Transcribe every entry word for word. Skip the pictures.

----- INFORMATION PROVIDED

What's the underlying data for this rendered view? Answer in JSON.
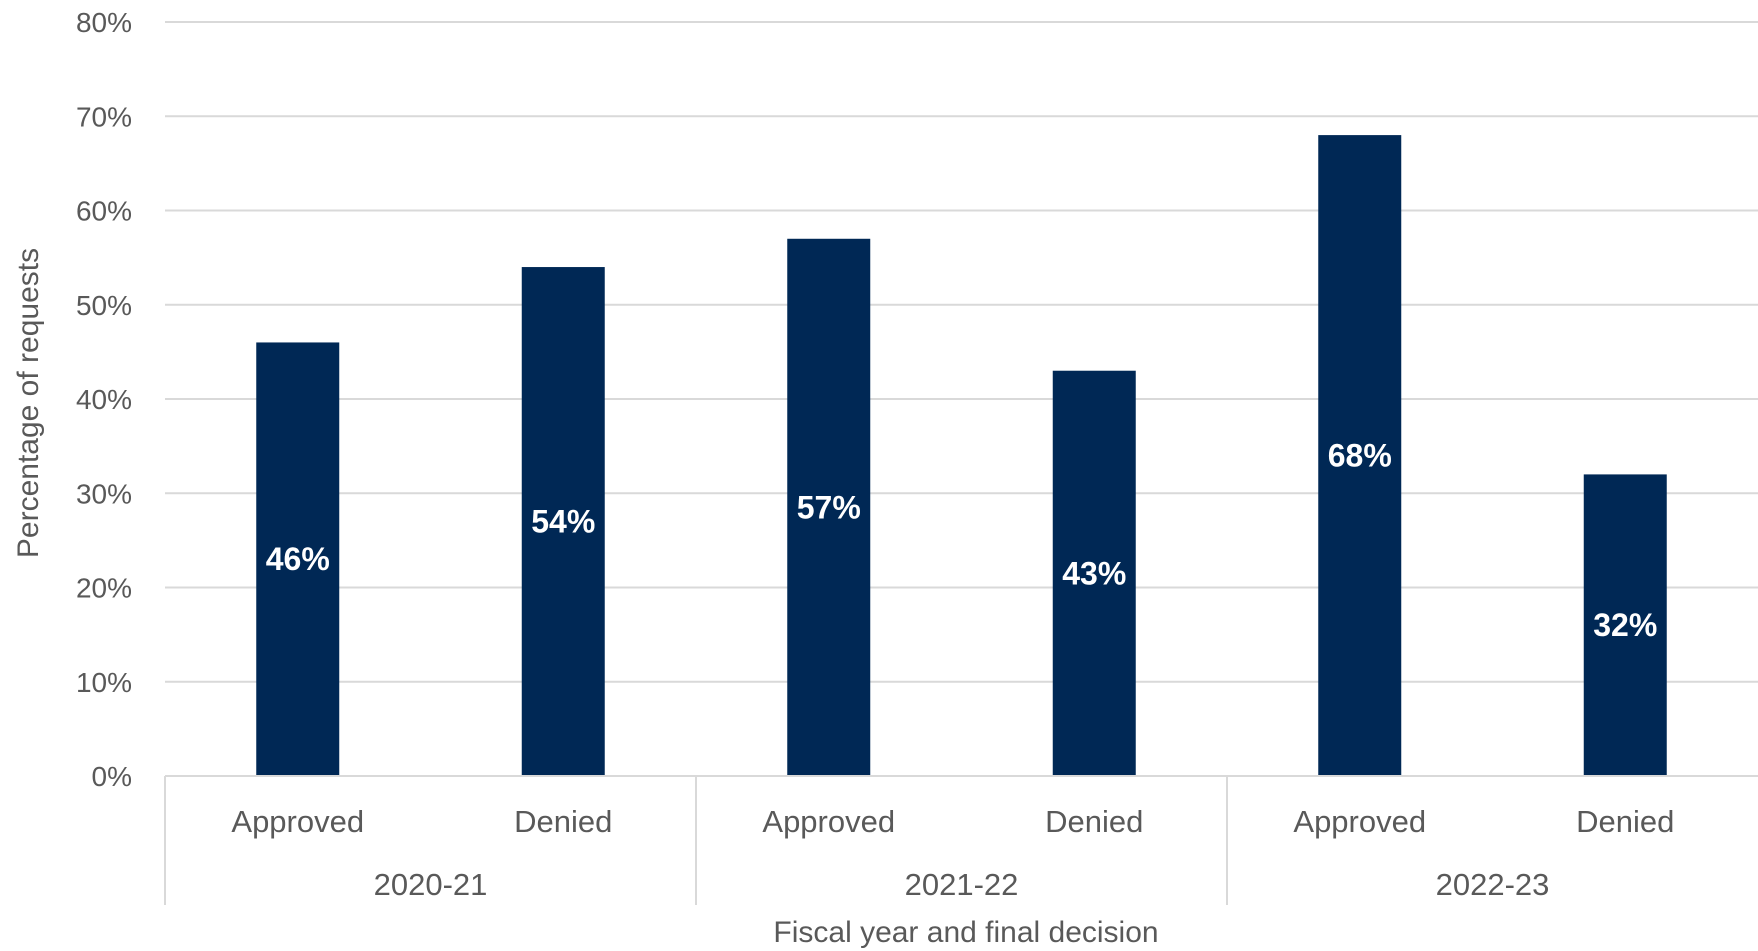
{
  "chart_data": {
    "type": "bar",
    "title": "",
    "xlabel": "Fiscal year and final decision",
    "ylabel": "Percentage of requests",
    "ylim": [
      0,
      80
    ],
    "ytick_step": 10,
    "ytick_format": "{v}%",
    "grid": true,
    "legend": "none",
    "bar_color": "#002855",
    "groups": [
      {
        "label": "2020-21",
        "bars": [
          {
            "category": "Approved",
            "value": 46,
            "label": "46%"
          },
          {
            "category": "Denied",
            "value": 54,
            "label": "54%"
          }
        ]
      },
      {
        "label": "2021-22",
        "bars": [
          {
            "category": "Approved",
            "value": 57,
            "label": "57%"
          },
          {
            "category": "Denied",
            "value": 43,
            "label": "43%"
          }
        ]
      },
      {
        "label": "2022-23",
        "bars": [
          {
            "category": "Approved",
            "value": 68,
            "label": "68%"
          },
          {
            "category": "Denied",
            "value": 32,
            "label": "32%"
          }
        ]
      }
    ]
  }
}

----------

RESPONSE:
What's the underlying data for this rendered view? Answer in JSON.
{
  "chart_data": {
    "type": "bar",
    "title": "",
    "xlabel": "Fiscal year and final decision",
    "ylabel": "Percentage of requests",
    "ylim": [
      0,
      80
    ],
    "ytick_step": 10,
    "ytick_format": "{v}%",
    "grid": true,
    "legend": "none",
    "bar_color": "#002855",
    "groups": [
      {
        "label": "2020-21",
        "bars": [
          {
            "category": "Approved",
            "value": 46,
            "label": "46%"
          },
          {
            "category": "Denied",
            "value": 54,
            "label": "54%"
          }
        ]
      },
      {
        "label": "2021-22",
        "bars": [
          {
            "category": "Approved",
            "value": 57,
            "label": "57%"
          },
          {
            "category": "Denied",
            "value": 43,
            "label": "43%"
          }
        ]
      },
      {
        "label": "2022-23",
        "bars": [
          {
            "category": "Approved",
            "value": 68,
            "label": "68%"
          },
          {
            "category": "Denied",
            "value": 32,
            "label": "32%"
          }
        ]
      }
    ]
  }
}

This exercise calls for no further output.